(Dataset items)
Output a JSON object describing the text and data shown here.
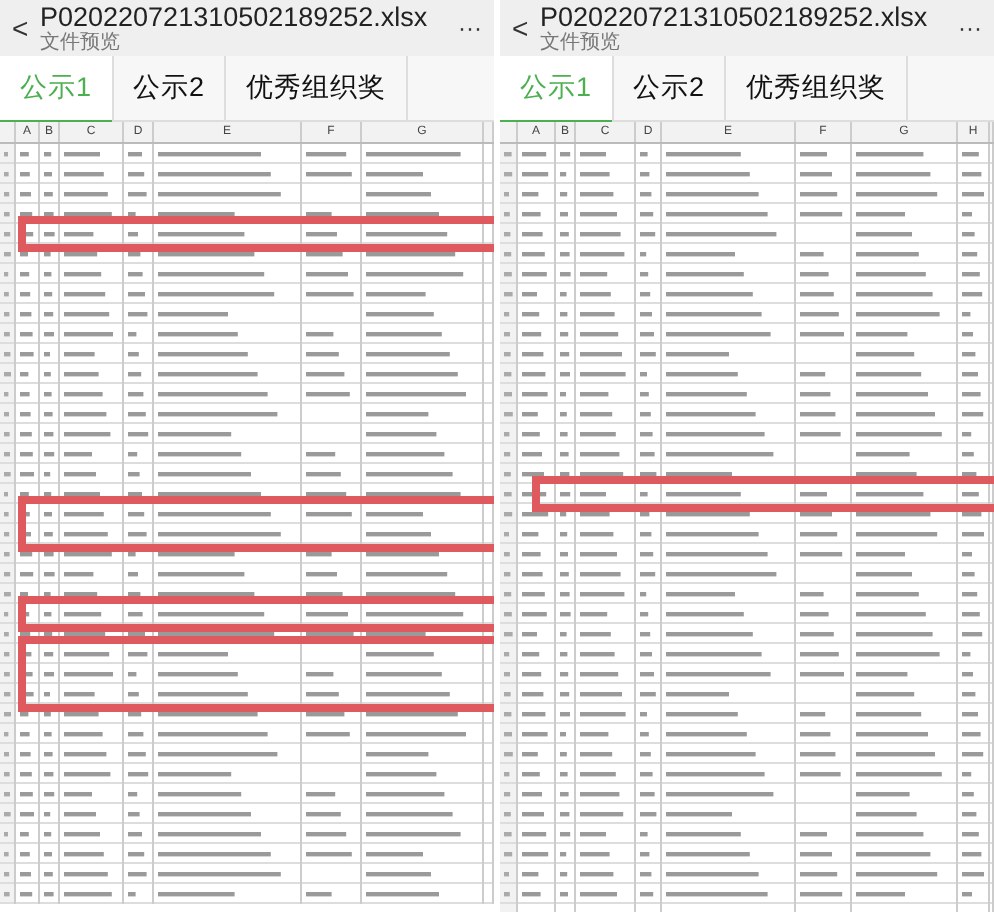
{
  "panels": [
    {
      "title": "P020220721310502189252.xlsx",
      "subtitle": "文件预览",
      "menu": "···",
      "back": "<",
      "tabs": [
        {
          "label": "公示1",
          "selected": true
        },
        {
          "label": "公示2",
          "selected": false
        },
        {
          "label": "优秀组织奖",
          "selected": false
        }
      ],
      "columns": [
        "A",
        "B",
        "C",
        "D",
        "E",
        "F",
        "G"
      ],
      "rows": [
        {
          "highlighted": false
        },
        {
          "highlighted": false
        },
        {
          "highlighted": false
        },
        {
          "highlighted": false
        },
        {
          "highlighted": true
        },
        {
          "highlighted": false
        },
        {
          "highlighted": false
        },
        {
          "highlighted": false
        },
        {
          "highlighted": false
        },
        {
          "highlighted": false
        },
        {
          "highlighted": false
        },
        {
          "highlighted": false
        },
        {
          "highlighted": false
        },
        {
          "highlighted": false
        },
        {
          "highlighted": false
        },
        {
          "highlighted": false
        },
        {
          "highlighted": false
        },
        {
          "highlighted": false
        },
        {
          "highlighted": true
        },
        {
          "highlighted": true
        },
        {
          "highlighted": false
        },
        {
          "highlighted": false
        },
        {
          "highlighted": false
        },
        {
          "highlighted": true
        },
        {
          "highlighted": false
        },
        {
          "highlighted": true
        },
        {
          "highlighted": true
        },
        {
          "highlighted": true
        },
        {
          "highlighted": false
        },
        {
          "highlighted": false
        },
        {
          "highlighted": false
        },
        {
          "highlighted": false
        },
        {
          "highlighted": false
        },
        {
          "highlighted": false
        },
        {
          "highlighted": false
        },
        {
          "highlighted": false
        },
        {
          "highlighted": false
        },
        {
          "highlighted": false
        }
      ]
    },
    {
      "title": "P020220721310502189252.xlsx",
      "subtitle": "文件预览",
      "menu": "···",
      "back": "<",
      "tabs": [
        {
          "label": "公示1",
          "selected": true
        },
        {
          "label": "公示2",
          "selected": false
        },
        {
          "label": "优秀组织奖",
          "selected": false
        }
      ],
      "columns": [
        "A",
        "B",
        "C",
        "D",
        "E",
        "F",
        "G",
        "H"
      ],
      "rows": [
        {
          "highlighted": false
        },
        {
          "highlighted": false
        },
        {
          "highlighted": false
        },
        {
          "highlighted": false
        },
        {
          "highlighted": false
        },
        {
          "highlighted": false
        },
        {
          "highlighted": false
        },
        {
          "highlighted": false
        },
        {
          "highlighted": false
        },
        {
          "highlighted": false
        },
        {
          "highlighted": false
        },
        {
          "highlighted": false
        },
        {
          "highlighted": false
        },
        {
          "highlighted": false
        },
        {
          "highlighted": false
        },
        {
          "highlighted": false
        },
        {
          "highlighted": false
        },
        {
          "highlighted": true
        },
        {
          "highlighted": false
        },
        {
          "highlighted": false
        },
        {
          "highlighted": false
        },
        {
          "highlighted": false
        },
        {
          "highlighted": false
        },
        {
          "highlighted": false
        },
        {
          "highlighted": false
        },
        {
          "highlighted": false
        },
        {
          "highlighted": false
        },
        {
          "highlighted": false
        },
        {
          "highlighted": false
        },
        {
          "highlighted": false
        },
        {
          "highlighted": false
        },
        {
          "highlighted": false
        },
        {
          "highlighted": false
        },
        {
          "highlighted": false
        },
        {
          "highlighted": false
        },
        {
          "highlighted": false
        },
        {
          "highlighted": false
        },
        {
          "highlighted": false
        },
        {
          "highlighted": false
        }
      ]
    }
  ]
}
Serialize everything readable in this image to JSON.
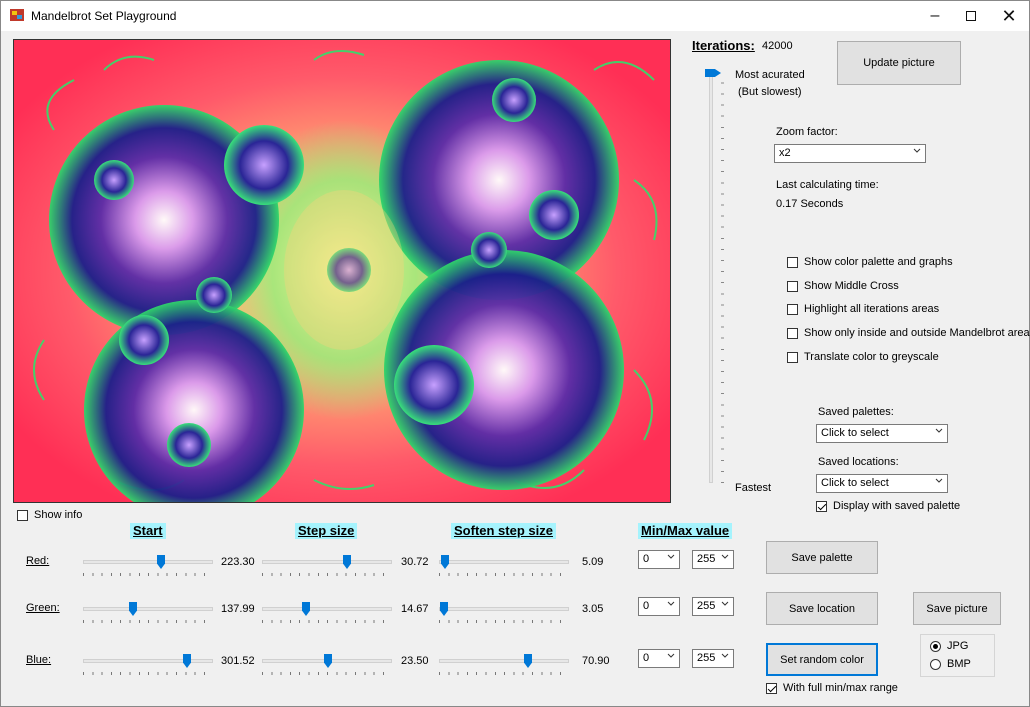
{
  "window": {
    "title": "Mandelbrot Set Playground"
  },
  "iterations": {
    "label": "Iterations:",
    "value": "42000",
    "top_label": "Most acurated",
    "top_sub": "(But slowest)",
    "bottom_label": "Fastest",
    "level": 1.0
  },
  "buttons": {
    "update": "Update picture",
    "save_palette": "Save  palette",
    "save_location": "Save location",
    "save_picture": "Save picture",
    "random_color": "Set random color"
  },
  "zoom": {
    "label": "Zoom factor:",
    "value": "x2"
  },
  "calc_time": {
    "label": "Last calculating time:",
    "value": "0.17 Seconds"
  },
  "options": [
    {
      "label": "Show color palette and graphs",
      "checked": false
    },
    {
      "label": "Show Middle Cross",
      "checked": false
    },
    {
      "label": "Highlight all iterations areas",
      "checked": false
    },
    {
      "label": "Show only inside and outside Mandelbrot areas",
      "checked": false
    },
    {
      "label": "Translate color to greyscale",
      "checked": false
    }
  ],
  "saved_palettes": {
    "label": "Saved palettes:",
    "value": "Click to select"
  },
  "saved_locations": {
    "label": "Saved locations:",
    "value": "Click to select"
  },
  "display_saved_palette": {
    "label": "Display with saved palette",
    "checked": true
  },
  "show_info": {
    "label": "Show info",
    "checked": false
  },
  "headers": {
    "start": "Start",
    "step": "Step size",
    "soften": "Soften step size",
    "minmax": "Min/Max value"
  },
  "channels": [
    {
      "name": "Red:",
      "start": "223.30",
      "start_pos": 0.61,
      "step": "30.72",
      "step_pos": 0.66,
      "soften": "5.09",
      "soften_pos": 0.02,
      "min": "0",
      "max": "255"
    },
    {
      "name": "Green:",
      "start": "137.99",
      "start_pos": 0.38,
      "step": "14.67",
      "step_pos": 0.33,
      "soften": "3.05",
      "soften_pos": 0.01,
      "min": "0",
      "max": "255"
    },
    {
      "name": "Blue:",
      "start": "301.52",
      "start_pos": 0.82,
      "step": "23.50",
      "step_pos": 0.51,
      "soften": "70.90",
      "soften_pos": 0.7,
      "min": "0",
      "max": "255"
    }
  ],
  "full_range": {
    "label": "With full min/max range",
    "checked": true
  },
  "format": [
    {
      "label": "JPG",
      "checked": true
    },
    {
      "label": "BMP",
      "checked": false
    }
  ]
}
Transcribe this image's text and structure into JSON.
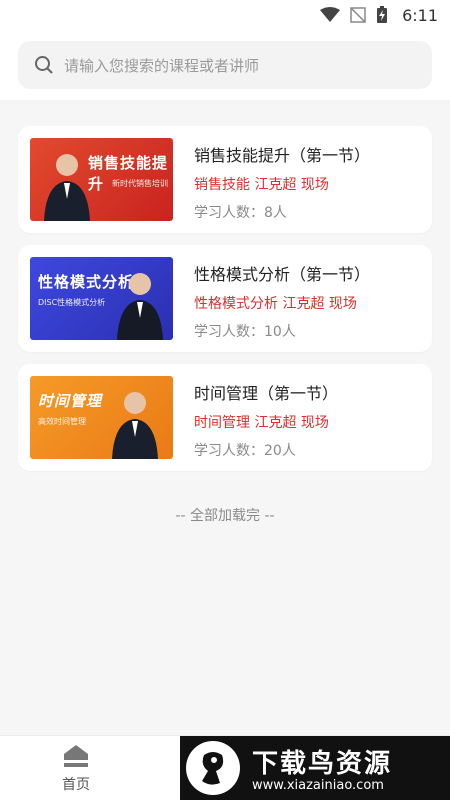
{
  "status_bar": {
    "time": "6:11"
  },
  "search": {
    "placeholder": "请输入您搜索的课程或者讲师"
  },
  "courses": [
    {
      "thumb_title": "销售技能提升",
      "thumb_sub": "新时代销售培训",
      "title": "销售技能提升（第一节）",
      "tags": "销售技能 江克超 现场",
      "learners": "学习人数：8人",
      "bg": "#e0402c"
    },
    {
      "thumb_title": "性格模式分析",
      "thumb_sub": "DISC性格模式分析",
      "title": "性格模式分析（第一节）",
      "tags": "性格模式分析 江克超 现场",
      "learners": "学习人数：10人",
      "bg": "#3a3fd0"
    },
    {
      "thumb_title": "时间管理",
      "thumb_sub": "高效时间管理",
      "title": "时间管理（第一节）",
      "tags": "时间管理 江克超 现场",
      "learners": "学习人数：20人",
      "bg": "#f08a20"
    }
  ],
  "footer_message": "-- 全部加载完 --",
  "tabbar": {
    "home_label": "首页"
  },
  "watermark": {
    "text": "下载鸟资源",
    "url": "www.xiazainiao.com"
  },
  "colors": {
    "accent_red": "#d8312f"
  }
}
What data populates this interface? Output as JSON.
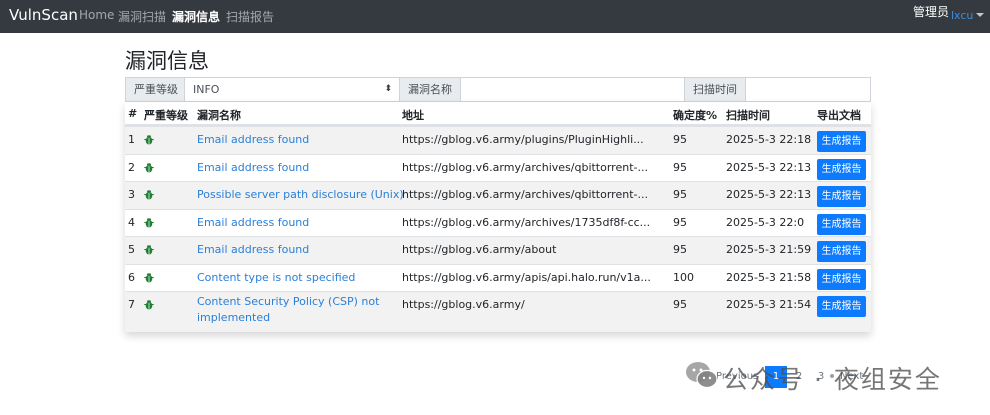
{
  "navbar": {
    "brand": "VulnScan",
    "links": [
      {
        "label": "Home",
        "active": false
      },
      {
        "label": "漏洞扫描",
        "active": false
      },
      {
        "label": "漏洞信息",
        "active": true
      },
      {
        "label": "扫描报告",
        "active": false
      }
    ],
    "user_role": "管理员",
    "user_name": "lxcu"
  },
  "page": {
    "title": "漏洞信息"
  },
  "filters": {
    "severity_label": "严重等级",
    "severity_value": "INFO",
    "name_label": "漏洞名称",
    "name_value": "",
    "time_label": "扫描时间",
    "time_value": ""
  },
  "table": {
    "headers": [
      "#",
      "严重等级",
      "漏洞名称",
      "地址",
      "确定度%",
      "扫描时间",
      "导出文档"
    ],
    "rows": [
      {
        "index": "1",
        "severity": "info",
        "name": "Email address found",
        "address": "https://gblog.v6.army/plugins/PluginHighli...",
        "confidence": "95",
        "time": "2025-5-3 22:18",
        "action": "生成报告"
      },
      {
        "index": "2",
        "severity": "info",
        "name": "Email address found",
        "address": "https://gblog.v6.army/archives/qbittorrent-...",
        "confidence": "95",
        "time": "2025-5-3 22:13",
        "action": "生成报告"
      },
      {
        "index": "3",
        "severity": "info",
        "name": "Possible server path disclosure (Unix)",
        "address": "https://gblog.v6.army/archives/qbittorrent-...",
        "confidence": "95",
        "time": "2025-5-3 22:13",
        "action": "生成报告"
      },
      {
        "index": "4",
        "severity": "info",
        "name": "Email address found",
        "address": "https://gblog.v6.army/archives/1735df8f-cc...",
        "confidence": "95",
        "time": "2025-5-3 22:0",
        "action": "生成报告"
      },
      {
        "index": "5",
        "severity": "info",
        "name": "Email address found",
        "address": "https://gblog.v6.army/about",
        "confidence": "95",
        "time": "2025-5-3 21:59",
        "action": "生成报告"
      },
      {
        "index": "6",
        "severity": "info",
        "name": "Content type is not specified",
        "address": "https://gblog.v6.army/apis/api.halo.run/v1a...",
        "confidence": "100",
        "time": "2025-5-3 21:58",
        "action": "生成报告"
      },
      {
        "index": "7",
        "severity": "info",
        "name": "Content Security Policy (CSP) not implemented",
        "address": "https://gblog.v6.army/",
        "confidence": "95",
        "time": "2025-5-3 21:54",
        "action": "生成报告"
      }
    ]
  },
  "pagination": {
    "previous": "Previous",
    "pages": [
      "1",
      "2",
      "3"
    ],
    "active_page": "1",
    "next": "Next"
  },
  "watermark": {
    "text": "公众号 · 夜组安全",
    "icon": "wechat-logo-icon"
  },
  "colors": {
    "navbar_bg": "#343a40",
    "link": "#2a7fd9",
    "button_primary": "#0d7bff",
    "severity_icon": "#1e7e34"
  }
}
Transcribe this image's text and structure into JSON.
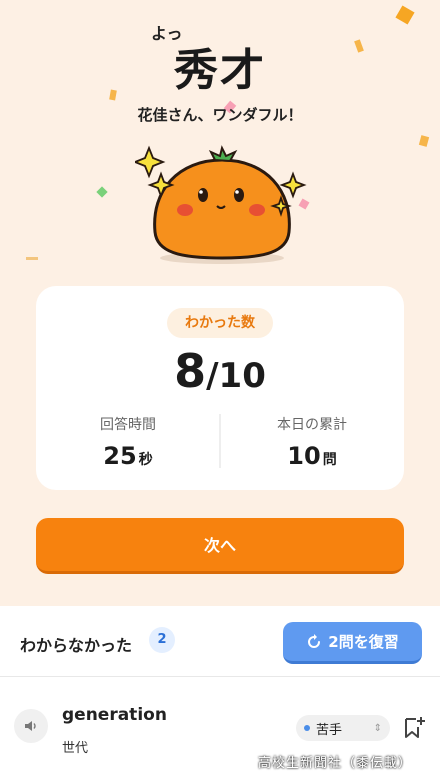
{
  "result": {
    "ruby": "よっ",
    "title": "秀才",
    "subtitle": "花佳さん、ワンダフル！"
  },
  "score_card": {
    "label": "わかった数",
    "correct": "8",
    "slash": "/",
    "total": "10",
    "answer_time": {
      "label": "回答時間",
      "value": "25",
      "unit": "秒"
    },
    "today_total": {
      "label": "本日の累計",
      "value": "10",
      "unit": "問"
    }
  },
  "next_button": "次へ",
  "wrong_section": {
    "title": "わからなかった",
    "count": "2",
    "review_button": "2問を復習"
  },
  "words": [
    {
      "word": "generation",
      "meaning": "世代",
      "tag": "苦手"
    }
  ],
  "watermark": "高校生新聞社（黍伝載）",
  "colors": {
    "background": "#fdf0e4",
    "accent_orange": "#f7820e",
    "review_blue": "#5f9af0",
    "mascot": "#f6901c"
  },
  "icons": [
    "speaker-icon",
    "bookmark-add-icon",
    "refresh-icon",
    "chevron-updown-icon",
    "sparkle-icon",
    "mascot-orange"
  ]
}
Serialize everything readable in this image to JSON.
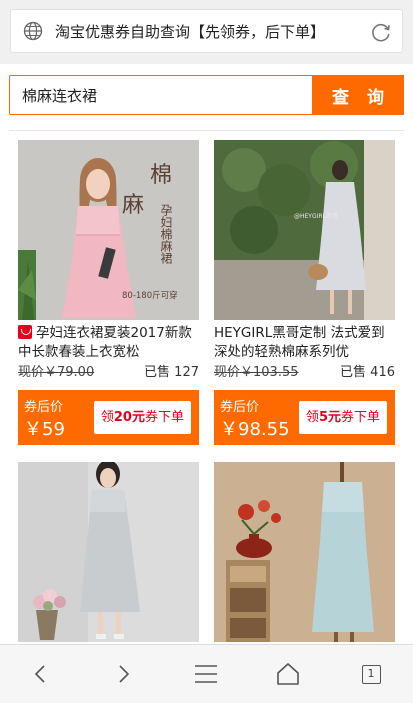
{
  "address_bar": {
    "title": "淘宝优惠券自助查询【先领券，后下单】"
  },
  "search": {
    "value": "棉麻连衣裙",
    "button_label": "查 询"
  },
  "products": [
    {
      "title": "孕妇连衣裙夏装2017新款中长款春装上衣宽松",
      "tmall_badge": true,
      "image_caption_big": [
        "棉",
        "麻"
      ],
      "image_caption_small": "孕妇棉麻裙",
      "image_caption_size": "80-180斤可穿",
      "was_price": "现价￥79.00",
      "sold": "已售 127",
      "after_label": "券后价",
      "after_price": "￥59",
      "coupon_prefix": "领",
      "coupon_amount": "20元",
      "coupon_suffix": "券下单"
    },
    {
      "title": "HEYGIRL黑哥定制 法式爱到深处的轻熟棉麻系列优",
      "tmall_badge": false,
      "image_watermark": "@HEYGIRL黑哥",
      "was_price": "现价￥103.55",
      "sold": "已售 416",
      "after_label": "券后价",
      "after_price": "￥98.55",
      "coupon_prefix": "领",
      "coupon_amount": "5元",
      "coupon_suffix": "券下单"
    },
    {
      "title": "",
      "image_alt": "grey linen dress"
    },
    {
      "title": "",
      "image_alt": "light blue linen dress"
    }
  ],
  "bottom_nav": {
    "items": [
      "back-icon",
      "forward-icon",
      "menu-icon",
      "home-icon",
      "tabs-icon"
    ],
    "tab_count": "1"
  },
  "colors": {
    "accent": "#ff6a00",
    "coupon_text": "#e4001b",
    "background": "#ffffff"
  }
}
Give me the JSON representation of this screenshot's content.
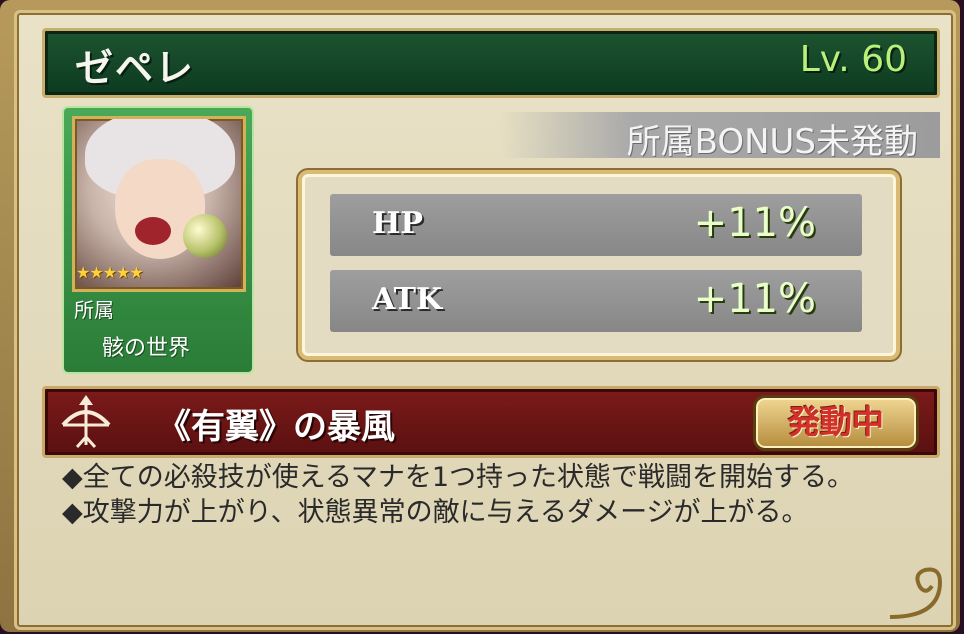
{
  "character": {
    "name": "ゼペレ",
    "level": "Lv. 60",
    "rarity_stars": "★★★★★",
    "affiliation_label": "所属",
    "affiliation_value": "骸の世界"
  },
  "bonus": {
    "status_text": "所属BONUS未発動",
    "stats": [
      {
        "label": "HP",
        "value": "+11%"
      },
      {
        "label": "ATK",
        "value": "+11%"
      }
    ]
  },
  "skill": {
    "icon": "bow-icon",
    "name": "《有翼》の暴風",
    "status_badge": "発動中",
    "description": [
      "◆全ての必殺技が使えるマナを1つ持った状態で戦闘を開始する。",
      "◆攻撃力が上がり、状態異常の敵に与えるダメージが上がる。"
    ]
  },
  "colors": {
    "name_bar": "#1d5431",
    "skill_bar": "#7c1a1a",
    "level_text": "#b8f07a",
    "badge_text": "#d2302a"
  }
}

**Work to complete**: Find the lines above that contain the word "学习人数" and collect them.

**Exercise response**:
      "learners": "学习人数：8人",
      "learners": "学习人数：10人",
      "learners": "学习人数：20人",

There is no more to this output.